▸ **Extract**:

* * *

Written: Jul 08 '02 (Updated Jul 08 '02)
Pros:Del Toro, Cheadle, Guzman
Cons:Pretty much everything else
The Bottom Line: The critical praise heaped on this film astounds me. Did you all not find it as boring and inept as I did?

Plot Details: This opinion reveals minor details about the movie's plot.

"Traffic" is an overlong, unnecessarily complicated movie that thinks it has something new to say about the ‘war on drugs’, but doesn’t. Those who criticize the Nancy Reagan “Just say no” mantra in favour of movies like this -- that ask a lot of stylish questions but provide nary an answer -- are just kidding themselves into complacency.

Ostensibly an attack on the same story from four different viewpoints, I’d say only half of the action was relevant and necessary.

The Mexico scenes, roughly 90% in Spanish, survive mainly on the talents of its hulking lead, Benicio Del Toro. He never does anything flashy or obvious, but ably shows his character’s dangerous dilemma. And his charisma is just enough to save the day, especially when surrounded by a crowd of two-dimensional villains.

The scenes featuring DEA agents Don Cheadle and Luis Guzman are entertaining and surprisingly funny. But they really have no place in this movie. These two fine actors have wonderful chemistry together, but it feels like they have been spliced in from a low budget but finely written buddy movie. I’m not against a little comic relief in the midst of a tense drama, but it just never seemed appropriate here. Their clowning undermines the drama (In interviews, director Steven Soderbergh floated the idea of shooting a prequel featuring these two; a better idea might have been scrapping "Traffic" altogether, and focusing on that instead, the Don and Luis show being a movie I'd much rather see).

The Catherine Zeta-Jones scenes are so mishandled that I don’t know where to start. First, the buzz on her character was that she quickly goes from being a sheltered innocent to a Machiavellian drug lord, because her situation demands it. Thus bringing up a series of ethical questions and moral dilemmas. I bought the sheltered innocent part, but the rest was just laughable. A gradual transformation might’ve worked, but she falls so easily into the role vacated by her jailed husband that you have to question how much she really knew all along (which might have been the point; if so, why didn't Soderbergh offer any clues beforehand? That's just shoddy storytelling, if you ask me). And on top of that, her mothering instincts seem to leave her completely. After her son is threatened, the boy never again appears in the film! Would a competent mother ever let him leave her side after that? It is an odd choice, amplified by the fact that Jones lobbied hard to play the role while pregnant. Wouldn't that very fact have made her question her scenes a bit more, make her sensitive to her character's issues? Alas, it doesn't. And don’t get me started on the ineptness of Dennis Quaid’s character, not to mention his acting.

* * *

▸ **Given entries**:
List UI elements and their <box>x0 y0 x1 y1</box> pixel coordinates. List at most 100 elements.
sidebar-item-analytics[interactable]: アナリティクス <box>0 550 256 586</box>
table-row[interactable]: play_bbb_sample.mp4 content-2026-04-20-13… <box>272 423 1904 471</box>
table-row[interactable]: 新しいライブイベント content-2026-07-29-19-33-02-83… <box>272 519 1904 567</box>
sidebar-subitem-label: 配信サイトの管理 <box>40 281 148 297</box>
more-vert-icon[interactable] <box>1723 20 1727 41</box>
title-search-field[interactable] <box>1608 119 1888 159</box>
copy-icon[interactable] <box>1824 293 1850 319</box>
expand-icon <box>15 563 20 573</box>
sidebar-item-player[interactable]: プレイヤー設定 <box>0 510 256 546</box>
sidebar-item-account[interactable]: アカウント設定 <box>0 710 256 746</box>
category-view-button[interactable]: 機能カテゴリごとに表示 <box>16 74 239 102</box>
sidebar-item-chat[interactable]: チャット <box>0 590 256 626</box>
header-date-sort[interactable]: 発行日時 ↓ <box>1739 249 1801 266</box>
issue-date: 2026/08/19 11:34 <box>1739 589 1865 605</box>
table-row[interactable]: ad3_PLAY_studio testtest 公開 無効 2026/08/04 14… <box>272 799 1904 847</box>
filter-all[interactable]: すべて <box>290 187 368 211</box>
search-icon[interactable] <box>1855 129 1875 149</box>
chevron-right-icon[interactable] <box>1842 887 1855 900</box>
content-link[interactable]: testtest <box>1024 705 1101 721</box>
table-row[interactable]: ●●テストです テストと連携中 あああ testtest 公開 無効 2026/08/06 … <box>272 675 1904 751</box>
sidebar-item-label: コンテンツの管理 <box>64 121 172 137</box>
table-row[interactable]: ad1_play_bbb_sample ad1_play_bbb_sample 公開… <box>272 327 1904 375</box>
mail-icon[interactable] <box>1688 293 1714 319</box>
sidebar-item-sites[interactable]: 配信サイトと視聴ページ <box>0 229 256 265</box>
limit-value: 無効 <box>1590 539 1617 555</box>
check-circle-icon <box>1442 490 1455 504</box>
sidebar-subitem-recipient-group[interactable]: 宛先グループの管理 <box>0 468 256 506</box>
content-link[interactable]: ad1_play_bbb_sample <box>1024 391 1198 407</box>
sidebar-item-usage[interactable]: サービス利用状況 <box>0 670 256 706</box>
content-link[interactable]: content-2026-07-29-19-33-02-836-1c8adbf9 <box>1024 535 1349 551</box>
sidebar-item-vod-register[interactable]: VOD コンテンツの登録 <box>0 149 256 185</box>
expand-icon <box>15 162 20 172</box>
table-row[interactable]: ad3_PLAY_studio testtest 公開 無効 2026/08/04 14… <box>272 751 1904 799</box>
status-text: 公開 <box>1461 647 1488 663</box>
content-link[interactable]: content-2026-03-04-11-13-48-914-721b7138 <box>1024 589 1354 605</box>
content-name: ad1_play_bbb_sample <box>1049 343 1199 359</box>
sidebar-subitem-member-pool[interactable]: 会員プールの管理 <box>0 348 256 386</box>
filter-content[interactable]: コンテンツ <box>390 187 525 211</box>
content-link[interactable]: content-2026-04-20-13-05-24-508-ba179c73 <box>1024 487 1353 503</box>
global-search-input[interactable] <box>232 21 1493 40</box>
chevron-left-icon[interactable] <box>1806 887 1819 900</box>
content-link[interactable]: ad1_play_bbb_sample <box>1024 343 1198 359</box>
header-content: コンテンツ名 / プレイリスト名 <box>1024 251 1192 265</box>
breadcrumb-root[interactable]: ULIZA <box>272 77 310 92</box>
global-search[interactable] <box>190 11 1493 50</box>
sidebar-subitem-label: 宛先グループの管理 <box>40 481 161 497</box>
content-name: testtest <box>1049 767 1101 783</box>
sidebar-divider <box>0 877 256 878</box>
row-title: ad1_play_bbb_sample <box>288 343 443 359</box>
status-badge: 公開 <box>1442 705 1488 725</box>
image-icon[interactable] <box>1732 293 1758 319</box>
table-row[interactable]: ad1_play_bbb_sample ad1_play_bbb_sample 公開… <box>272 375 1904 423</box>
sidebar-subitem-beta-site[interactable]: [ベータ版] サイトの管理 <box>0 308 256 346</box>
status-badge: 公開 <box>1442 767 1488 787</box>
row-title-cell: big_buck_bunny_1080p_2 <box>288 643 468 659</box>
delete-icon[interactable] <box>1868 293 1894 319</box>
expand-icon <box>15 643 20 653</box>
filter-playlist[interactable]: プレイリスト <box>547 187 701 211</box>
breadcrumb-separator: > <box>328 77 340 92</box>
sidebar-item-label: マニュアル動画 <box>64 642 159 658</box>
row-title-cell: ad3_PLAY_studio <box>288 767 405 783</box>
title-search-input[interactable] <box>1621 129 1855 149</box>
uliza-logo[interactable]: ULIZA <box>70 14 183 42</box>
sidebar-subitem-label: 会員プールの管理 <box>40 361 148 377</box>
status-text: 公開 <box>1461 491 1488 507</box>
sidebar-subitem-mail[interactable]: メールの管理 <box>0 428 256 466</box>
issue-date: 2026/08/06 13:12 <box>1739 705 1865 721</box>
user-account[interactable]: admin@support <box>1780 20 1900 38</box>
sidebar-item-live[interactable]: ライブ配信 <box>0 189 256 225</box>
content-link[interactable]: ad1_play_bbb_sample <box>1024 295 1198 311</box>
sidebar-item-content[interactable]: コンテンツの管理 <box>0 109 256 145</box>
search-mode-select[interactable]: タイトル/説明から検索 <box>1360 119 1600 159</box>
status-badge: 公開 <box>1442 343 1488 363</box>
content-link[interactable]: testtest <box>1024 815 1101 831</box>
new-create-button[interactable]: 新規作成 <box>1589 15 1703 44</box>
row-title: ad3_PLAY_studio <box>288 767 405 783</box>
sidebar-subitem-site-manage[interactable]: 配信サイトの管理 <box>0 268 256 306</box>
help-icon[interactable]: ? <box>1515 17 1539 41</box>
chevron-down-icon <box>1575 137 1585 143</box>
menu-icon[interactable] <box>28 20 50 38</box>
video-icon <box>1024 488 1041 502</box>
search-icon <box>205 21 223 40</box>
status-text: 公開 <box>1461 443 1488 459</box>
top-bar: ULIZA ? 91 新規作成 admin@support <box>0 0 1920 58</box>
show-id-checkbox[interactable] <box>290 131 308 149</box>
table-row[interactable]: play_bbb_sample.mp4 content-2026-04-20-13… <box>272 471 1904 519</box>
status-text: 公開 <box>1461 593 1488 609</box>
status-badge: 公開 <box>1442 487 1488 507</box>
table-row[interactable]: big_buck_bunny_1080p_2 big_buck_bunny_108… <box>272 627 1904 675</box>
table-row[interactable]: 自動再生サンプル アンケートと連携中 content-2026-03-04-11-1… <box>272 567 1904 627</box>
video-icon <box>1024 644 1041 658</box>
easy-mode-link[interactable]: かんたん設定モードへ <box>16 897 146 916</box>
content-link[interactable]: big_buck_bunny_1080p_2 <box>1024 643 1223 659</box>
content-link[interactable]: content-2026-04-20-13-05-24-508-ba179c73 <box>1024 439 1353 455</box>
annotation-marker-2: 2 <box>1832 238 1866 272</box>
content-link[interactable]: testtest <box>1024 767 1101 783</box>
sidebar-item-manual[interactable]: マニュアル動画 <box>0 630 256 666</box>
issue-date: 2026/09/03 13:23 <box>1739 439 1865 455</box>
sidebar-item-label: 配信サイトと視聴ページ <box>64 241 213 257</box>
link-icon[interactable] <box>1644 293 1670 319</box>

* * *

▸ **Directions**:
**a)** Using the review of "Traffic," say whether each statement agrees with it: (i) Most of the dialogue in the Mexico scenes is in Spanish. (ii) The reviewer finds the scenes with Don Cheadle and Luis Guzman dull. (iii) The son of Catherine Zeta-Jones's character never appears in the film again after he is threatened. Answer yes or no for each and quote the words from the review that decide it.
**b)** Return the passage of the "Traffic" review starting with "Ostensibly an attack" and going on through "of two-dimensional villains.".
**c)** According to the "Traffic" review, what idea did Steven Soderbergh float in interviews?

▸ **Solutions per task**:
**a)**
(i) Yes: "The Mexico scenes, roughly 90% in Spanish"
(ii) No: "The scenes featuring DEA agents Don Cheadle and Luis Guzman are entertaining and surprisingly funny."
(iii) Yes: "After her son is threatened, the boy never again appears in the film!"

**b)**
Ostensibly an attack on the same story from four different viewpoints, I’d say only half of the action was relevant and necessary.

The Mexico scenes, roughly 90% in Spanish, survive mainly on the talents of its hulking lead, Benicio Del Toro. He never does anything flashy or obvious, but ably shows his character’s dangerous dilemma. And his charisma is just enough to save the day, especially when surrounded by a crowd of two-dimensional villains.

**c)** Soderbergh floated the idea of shooting a prequel featuring Don Cheadle and Luis Guzman.